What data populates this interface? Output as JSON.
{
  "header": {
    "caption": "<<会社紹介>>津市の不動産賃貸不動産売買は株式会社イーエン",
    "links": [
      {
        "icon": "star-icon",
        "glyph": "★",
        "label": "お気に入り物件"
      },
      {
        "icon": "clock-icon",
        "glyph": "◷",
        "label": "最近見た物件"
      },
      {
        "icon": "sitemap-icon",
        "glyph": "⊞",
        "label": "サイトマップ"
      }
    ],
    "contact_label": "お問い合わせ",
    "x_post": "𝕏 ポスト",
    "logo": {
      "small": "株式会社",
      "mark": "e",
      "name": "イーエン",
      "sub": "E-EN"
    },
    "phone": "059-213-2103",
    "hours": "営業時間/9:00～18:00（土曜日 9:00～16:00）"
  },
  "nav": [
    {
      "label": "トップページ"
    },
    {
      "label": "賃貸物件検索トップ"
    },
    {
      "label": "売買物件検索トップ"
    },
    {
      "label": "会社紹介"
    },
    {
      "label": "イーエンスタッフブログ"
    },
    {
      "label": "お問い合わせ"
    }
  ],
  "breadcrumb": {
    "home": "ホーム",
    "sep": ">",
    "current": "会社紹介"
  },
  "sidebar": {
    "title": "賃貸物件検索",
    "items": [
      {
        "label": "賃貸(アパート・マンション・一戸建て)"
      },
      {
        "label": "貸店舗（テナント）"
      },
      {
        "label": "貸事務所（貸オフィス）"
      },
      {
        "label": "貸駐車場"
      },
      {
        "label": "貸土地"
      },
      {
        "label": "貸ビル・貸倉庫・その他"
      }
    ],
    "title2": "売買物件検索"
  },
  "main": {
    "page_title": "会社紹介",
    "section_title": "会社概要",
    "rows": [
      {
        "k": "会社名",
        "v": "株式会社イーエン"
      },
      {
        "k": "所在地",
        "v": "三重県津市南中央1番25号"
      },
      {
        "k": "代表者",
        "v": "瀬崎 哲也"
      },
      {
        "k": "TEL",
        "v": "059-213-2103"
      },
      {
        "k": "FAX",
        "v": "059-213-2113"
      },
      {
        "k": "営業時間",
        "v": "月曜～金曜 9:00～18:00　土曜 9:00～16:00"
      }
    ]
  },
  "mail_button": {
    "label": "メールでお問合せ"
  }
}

__Work to complete__. Write out the records shown above, exactly as they appear.

__Full response__.
What data populates this interface? Output as JSON.
{
  "header": {
    "caption": "<<会社紹介>>津市の不動産賃貸不動産売買は株式会社イーエン",
    "links": [
      {
        "icon": "star-icon",
        "glyph": "★",
        "label": "お気に入り物件"
      },
      {
        "icon": "clock-icon",
        "glyph": "◷",
        "label": "最近見た物件"
      },
      {
        "icon": "sitemap-icon",
        "glyph": "⊞",
        "label": "サイトマップ"
      }
    ],
    "contact_label": "お問い合わせ",
    "x_post": "𝕏 ポスト",
    "logo": {
      "small": "株式会社",
      "mark": "e",
      "name": "イーエン",
      "sub": "E-EN"
    },
    "phone": "059-213-2103",
    "hours": "営業時間/9:00～18:00（土曜日 9:00～16:00）"
  },
  "nav": [
    {
      "label": "トップページ"
    },
    {
      "label": "賃貸物件検索トップ"
    },
    {
      "label": "売買物件検索トップ"
    },
    {
      "label": "会社紹介"
    },
    {
      "label": "イーエンスタッフブログ"
    },
    {
      "label": "お問い合わせ"
    }
  ],
  "breadcrumb": {
    "home": "ホーム",
    "sep": ">",
    "current": "会社紹介"
  },
  "sidebar": {
    "title": "賃貸物件検索",
    "items": [
      {
        "label": "賃貸(アパート・マンション・一戸建て)"
      },
      {
        "label": "貸店舗（テナント）"
      },
      {
        "label": "貸事務所（貸オフィス）"
      },
      {
        "label": "貸駐車場"
      },
      {
        "label": "貸土地"
      },
      {
        "label": "貸ビル・貸倉庫・その他"
      }
    ],
    "title2": "売買物件検索"
  },
  "main": {
    "page_title": "会社紹介",
    "section_title": "会社概要",
    "rows": [
      {
        "k": "会社名",
        "v": "株式会社イーエン"
      },
      {
        "k": "所在地",
        "v": "三重県津市南中央1番25号"
      },
      {
        "k": "代表者",
        "v": "瀬崎 哲也"
      },
      {
        "k": "TEL",
        "v": "059-213-2103"
      },
      {
        "k": "FAX",
        "v": "059-213-2113"
      },
      {
        "k": "営業時間",
        "v": "月曜～金曜 9:00～18:00　土曜 9:00～16:00"
      }
    ]
  },
  "mail_button": {
    "label": "メールでお問合せ"
  }
}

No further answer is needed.